> **THE RECORDS**
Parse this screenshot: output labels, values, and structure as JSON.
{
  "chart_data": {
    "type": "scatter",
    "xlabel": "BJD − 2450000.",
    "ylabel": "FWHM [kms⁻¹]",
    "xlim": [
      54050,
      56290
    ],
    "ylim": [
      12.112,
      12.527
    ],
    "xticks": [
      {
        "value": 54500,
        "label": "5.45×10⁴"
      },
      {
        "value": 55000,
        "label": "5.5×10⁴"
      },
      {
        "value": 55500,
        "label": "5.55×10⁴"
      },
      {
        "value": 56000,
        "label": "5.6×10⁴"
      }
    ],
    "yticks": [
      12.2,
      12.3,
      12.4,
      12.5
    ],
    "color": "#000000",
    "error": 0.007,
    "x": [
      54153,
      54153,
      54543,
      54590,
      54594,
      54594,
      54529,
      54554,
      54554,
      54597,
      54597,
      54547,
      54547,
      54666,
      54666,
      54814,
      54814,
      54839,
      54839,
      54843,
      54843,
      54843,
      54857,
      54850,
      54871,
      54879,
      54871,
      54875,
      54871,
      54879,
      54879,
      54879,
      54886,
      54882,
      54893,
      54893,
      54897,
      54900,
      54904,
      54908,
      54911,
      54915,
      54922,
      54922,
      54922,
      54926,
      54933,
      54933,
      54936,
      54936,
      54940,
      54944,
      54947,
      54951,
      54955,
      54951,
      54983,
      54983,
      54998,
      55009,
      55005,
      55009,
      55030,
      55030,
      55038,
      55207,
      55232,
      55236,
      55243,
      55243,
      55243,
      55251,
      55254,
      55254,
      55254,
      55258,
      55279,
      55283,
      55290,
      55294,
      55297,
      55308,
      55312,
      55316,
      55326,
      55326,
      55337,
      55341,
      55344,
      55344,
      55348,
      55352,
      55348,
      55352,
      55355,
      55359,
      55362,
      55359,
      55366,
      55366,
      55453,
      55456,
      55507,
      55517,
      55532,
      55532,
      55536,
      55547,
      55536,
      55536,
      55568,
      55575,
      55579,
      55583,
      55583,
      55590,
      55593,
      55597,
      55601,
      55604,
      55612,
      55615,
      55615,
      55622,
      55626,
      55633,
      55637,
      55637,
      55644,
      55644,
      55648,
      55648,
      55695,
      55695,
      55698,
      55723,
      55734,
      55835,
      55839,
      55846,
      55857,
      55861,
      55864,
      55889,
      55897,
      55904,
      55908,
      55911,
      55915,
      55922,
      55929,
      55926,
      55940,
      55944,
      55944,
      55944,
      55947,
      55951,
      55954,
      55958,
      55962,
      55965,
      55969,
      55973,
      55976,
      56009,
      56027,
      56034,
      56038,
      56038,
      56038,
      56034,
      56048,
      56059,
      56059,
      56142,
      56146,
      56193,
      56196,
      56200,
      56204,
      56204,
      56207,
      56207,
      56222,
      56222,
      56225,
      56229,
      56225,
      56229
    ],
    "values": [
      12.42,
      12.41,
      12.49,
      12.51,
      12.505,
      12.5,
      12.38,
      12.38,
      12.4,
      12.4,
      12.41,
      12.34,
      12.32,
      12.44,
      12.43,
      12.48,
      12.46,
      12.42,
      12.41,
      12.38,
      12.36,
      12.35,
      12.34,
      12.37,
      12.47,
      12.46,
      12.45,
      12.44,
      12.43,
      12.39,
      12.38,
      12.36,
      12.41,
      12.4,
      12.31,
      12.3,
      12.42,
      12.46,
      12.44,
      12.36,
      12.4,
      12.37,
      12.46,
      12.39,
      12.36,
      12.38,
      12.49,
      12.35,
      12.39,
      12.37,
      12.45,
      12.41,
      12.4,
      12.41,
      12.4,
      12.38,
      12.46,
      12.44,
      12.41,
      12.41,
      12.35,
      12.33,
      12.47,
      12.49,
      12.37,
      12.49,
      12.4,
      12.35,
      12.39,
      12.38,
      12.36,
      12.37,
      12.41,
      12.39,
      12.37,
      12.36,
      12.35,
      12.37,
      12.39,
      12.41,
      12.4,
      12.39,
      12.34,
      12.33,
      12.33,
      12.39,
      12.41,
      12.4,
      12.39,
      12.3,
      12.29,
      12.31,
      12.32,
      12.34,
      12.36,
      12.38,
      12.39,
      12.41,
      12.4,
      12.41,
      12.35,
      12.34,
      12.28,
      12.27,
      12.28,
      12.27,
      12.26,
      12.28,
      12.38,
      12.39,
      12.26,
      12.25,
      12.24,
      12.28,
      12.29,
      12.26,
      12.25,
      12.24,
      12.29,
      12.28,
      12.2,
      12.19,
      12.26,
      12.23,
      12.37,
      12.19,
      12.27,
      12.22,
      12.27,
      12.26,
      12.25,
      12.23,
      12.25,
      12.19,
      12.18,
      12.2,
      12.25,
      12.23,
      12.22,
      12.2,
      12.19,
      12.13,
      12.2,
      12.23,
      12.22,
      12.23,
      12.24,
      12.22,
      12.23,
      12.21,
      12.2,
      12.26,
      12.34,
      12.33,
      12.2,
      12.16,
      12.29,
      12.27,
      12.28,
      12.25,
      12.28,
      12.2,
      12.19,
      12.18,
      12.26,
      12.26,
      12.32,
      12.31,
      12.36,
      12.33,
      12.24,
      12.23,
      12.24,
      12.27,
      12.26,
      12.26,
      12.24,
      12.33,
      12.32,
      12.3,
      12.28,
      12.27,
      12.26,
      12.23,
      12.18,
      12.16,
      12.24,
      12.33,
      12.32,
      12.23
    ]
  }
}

> **WHAT IS ASKED**
Reproduce all of the entries word for word.

> **FULL ANSWER**
Parse this screenshot: output labels, values, and structure as JSON.
{
  "chart_data": {
    "type": "scatter",
    "xlabel": "BJD − 2450000.",
    "ylabel": "FWHM [kms⁻¹]",
    "xlim": [
      54050,
      56290
    ],
    "ylim": [
      12.112,
      12.527
    ],
    "xticks": [
      {
        "value": 54500,
        "label": "5.45×10⁴"
      },
      {
        "value": 55000,
        "label": "5.5×10⁴"
      },
      {
        "value": 55500,
        "label": "5.55×10⁴"
      },
      {
        "value": 56000,
        "label": "5.6×10⁴"
      }
    ],
    "yticks": [
      12.2,
      12.3,
      12.4,
      12.5
    ],
    "color": "#000000",
    "error": 0.007,
    "x": [
      54153,
      54153,
      54543,
      54590,
      54594,
      54594,
      54529,
      54554,
      54554,
      54597,
      54597,
      54547,
      54547,
      54666,
      54666,
      54814,
      54814,
      54839,
      54839,
      54843,
      54843,
      54843,
      54857,
      54850,
      54871,
      54879,
      54871,
      54875,
      54871,
      54879,
      54879,
      54879,
      54886,
      54882,
      54893,
      54893,
      54897,
      54900,
      54904,
      54908,
      54911,
      54915,
      54922,
      54922,
      54922,
      54926,
      54933,
      54933,
      54936,
      54936,
      54940,
      54944,
      54947,
      54951,
      54955,
      54951,
      54983,
      54983,
      54998,
      55009,
      55005,
      55009,
      55030,
      55030,
      55038,
      55207,
      55232,
      55236,
      55243,
      55243,
      55243,
      55251,
      55254,
      55254,
      55254,
      55258,
      55279,
      55283,
      55290,
      55294,
      55297,
      55308,
      55312,
      55316,
      55326,
      55326,
      55337,
      55341,
      55344,
      55344,
      55348,
      55352,
      55348,
      55352,
      55355,
      55359,
      55362,
      55359,
      55366,
      55366,
      55453,
      55456,
      55507,
      55517,
      55532,
      55532,
      55536,
      55547,
      55536,
      55536,
      55568,
      55575,
      55579,
      55583,
      55583,
      55590,
      55593,
      55597,
      55601,
      55604,
      55612,
      55615,
      55615,
      55622,
      55626,
      55633,
      55637,
      55637,
      55644,
      55644,
      55648,
      55648,
      55695,
      55695,
      55698,
      55723,
      55734,
      55835,
      55839,
      55846,
      55857,
      55861,
      55864,
      55889,
      55897,
      55904,
      55908,
      55911,
      55915,
      55922,
      55929,
      55926,
      55940,
      55944,
      55944,
      55944,
      55947,
      55951,
      55954,
      55958,
      55962,
      55965,
      55969,
      55973,
      55976,
      56009,
      56027,
      56034,
      56038,
      56038,
      56038,
      56034,
      56048,
      56059,
      56059,
      56142,
      56146,
      56193,
      56196,
      56200,
      56204,
      56204,
      56207,
      56207,
      56222,
      56222,
      56225,
      56229,
      56225,
      56229
    ],
    "values": [
      12.42,
      12.41,
      12.49,
      12.51,
      12.505,
      12.5,
      12.38,
      12.38,
      12.4,
      12.4,
      12.41,
      12.34,
      12.32,
      12.44,
      12.43,
      12.48,
      12.46,
      12.42,
      12.41,
      12.38,
      12.36,
      12.35,
      12.34,
      12.37,
      12.47,
      12.46,
      12.45,
      12.44,
      12.43,
      12.39,
      12.38,
      12.36,
      12.41,
      12.4,
      12.31,
      12.3,
      12.42,
      12.46,
      12.44,
      12.36,
      12.4,
      12.37,
      12.46,
      12.39,
      12.36,
      12.38,
      12.49,
      12.35,
      12.39,
      12.37,
      12.45,
      12.41,
      12.4,
      12.41,
      12.4,
      12.38,
      12.46,
      12.44,
      12.41,
      12.41,
      12.35,
      12.33,
      12.47,
      12.49,
      12.37,
      12.49,
      12.4,
      12.35,
      12.39,
      12.38,
      12.36,
      12.37,
      12.41,
      12.39,
      12.37,
      12.36,
      12.35,
      12.37,
      12.39,
      12.41,
      12.4,
      12.39,
      12.34,
      12.33,
      12.33,
      12.39,
      12.41,
      12.4,
      12.39,
      12.3,
      12.29,
      12.31,
      12.32,
      12.34,
      12.36,
      12.38,
      12.39,
      12.41,
      12.4,
      12.41,
      12.35,
      12.34,
      12.28,
      12.27,
      12.28,
      12.27,
      12.26,
      12.28,
      12.38,
      12.39,
      12.26,
      12.25,
      12.24,
      12.28,
      12.29,
      12.26,
      12.25,
      12.24,
      12.29,
      12.28,
      12.2,
      12.19,
      12.26,
      12.23,
      12.37,
      12.19,
      12.27,
      12.22,
      12.27,
      12.26,
      12.25,
      12.23,
      12.25,
      12.19,
      12.18,
      12.2,
      12.25,
      12.23,
      12.22,
      12.2,
      12.19,
      12.13,
      12.2,
      12.23,
      12.22,
      12.23,
      12.24,
      12.22,
      12.23,
      12.21,
      12.2,
      12.26,
      12.34,
      12.33,
      12.2,
      12.16,
      12.29,
      12.27,
      12.28,
      12.25,
      12.28,
      12.2,
      12.19,
      12.18,
      12.26,
      12.26,
      12.32,
      12.31,
      12.36,
      12.33,
      12.24,
      12.23,
      12.24,
      12.27,
      12.26,
      12.26,
      12.24,
      12.33,
      12.32,
      12.3,
      12.28,
      12.27,
      12.26,
      12.23,
      12.18,
      12.16,
      12.24,
      12.33,
      12.32,
      12.23
    ]
  }
}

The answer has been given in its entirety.